Entries taken from a collection
-- start --
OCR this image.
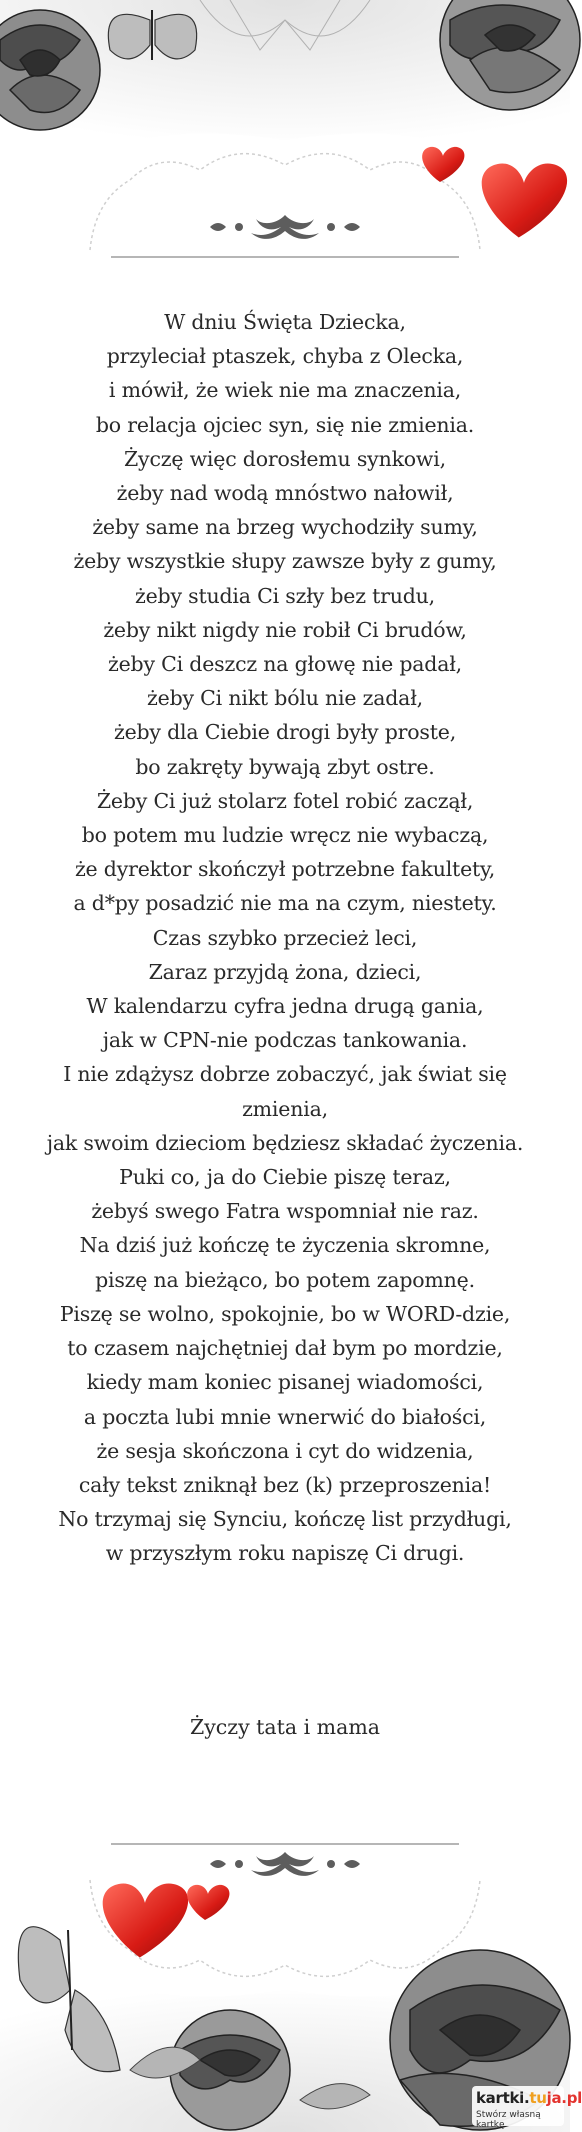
W dniu Święta Dziecka,
przyleciał ptaszek, chyba z Olecka,
i mówił, że wiek nie ma znaczenia,
bo relacja ojciec syn, się nie zmienia.
Życzę więc dorosłemu synkowi,
żeby nad wodą mnóstwo nałowił,
żeby same na brzeg wychodziły sumy,
żeby wszystkie słupy zawsze były z gumy,
żeby studia Ci szły bez trudu,
żeby nikt nigdy nie robił Ci brudów,
żeby Ci deszcz na głowę nie padał,
żeby Ci nikt bólu nie zadał,
żeby dla Ciebie drogi były proste,
bo zakręty bywają zbyt ostre.
Żeby Ci już stolarz fotel robić zaczął,
bo potem mu ludzie wręcz nie wybaczą,
że dyrektor skończył potrzebne fakultety,
a d*py posadzić nie ma na czym, niestety.
Czas szybko przecież leci,
Zaraz przyjdą żona, dzieci,
W kalendarzu cyfra jedna drugą gania,
jak w CPN-nie podczas tankowania.
I nie zdążysz dobrze zobaczyć, jak świat się
zmienia,
jak swoim dzieciom będziesz składać życzenia.
Puki co, ja do Ciebie piszę teraz,
żebyś swego Fatra wspomniał nie raz.
Na dziś już kończę te życzenia skromne,
piszę na bieżąco, bo potem zapomnę.
Piszę se wolno, spokojnie, bo w WORD-dzie,
to czasem najchętniej dał bym po mordzie,
kiedy mam koniec pisanej wiadomości,
a poczta lubi mnie wnerwić do białości,
że sesja skończona i cyt do widzenia,
cały tekst zniknął bez (k) przeproszenia!
No trzymaj się Synciu, kończę list przydługi,
w przyszłym roku napiszę Ci drugi.
Życzy tata i mama
kartki.tuja.pl
Stwórz własną kartkę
-- end --
--- WORK TO COMPLETE ---
Reproduce every record above exactly, omitting the pictures.

--- TASK RESPONSE ---
OCR this image.
W dniu Święta Dziecka,
przyleciał ptaszek, chyba z Olecka,
i mówił, że wiek nie ma znaczenia,
bo relacja ojciec syn, się nie zmienia.
Życzę więc dorosłemu synkowi,
żeby nad wodą mnóstwo nałowił,
żeby same na brzeg wychodziły sumy,
żeby wszystkie słupy zawsze były z gumy,
żeby studia Ci szły bez trudu,
żeby nikt nigdy nie robił Ci brudów,
żeby Ci deszcz na głowę nie padał,
żeby Ci nikt bólu nie zadał,
żeby dla Ciebie drogi były proste,
bo zakręty bywają zbyt ostre.
Żeby Ci już stolarz fotel robić zaczął,
bo potem mu ludzie wręcz nie wybaczą,
że dyrektor skończył potrzebne fakultety,
a d*py posadzić nie ma na czym, niestety.
Czas szybko przecież leci,
Zaraz przyjdą żona, dzieci,
W kalendarzu cyfra jedna drugą gania,
jak w CPN-nie podczas tankowania.
I nie zdążysz dobrze zobaczyć, jak świat się
zmienia,
jak swoim dzieciom będziesz składać życzenia.
Puki co, ja do Ciebie piszę teraz,
żebyś swego Fatra wspomniał nie raz.
Na dziś już kończę te życzenia skromne,
piszę na bieżąco, bo potem zapomnę.
Piszę se wolno, spokojnie, bo w WORD-dzie,
to czasem najchętniej dał bym po mordzie,
kiedy mam koniec pisanej wiadomości,
a poczta lubi mnie wnerwić do białości,
że sesja skończona i cyt do widzenia,
cały tekst zniknął bez (k) przeproszenia!
No trzymaj się Synciu, kończę list przydługi,
w przyszłym roku napiszę Ci drugi.
Życzy tata i mama
kartki.tuja.pl
Stwórz własną kartkę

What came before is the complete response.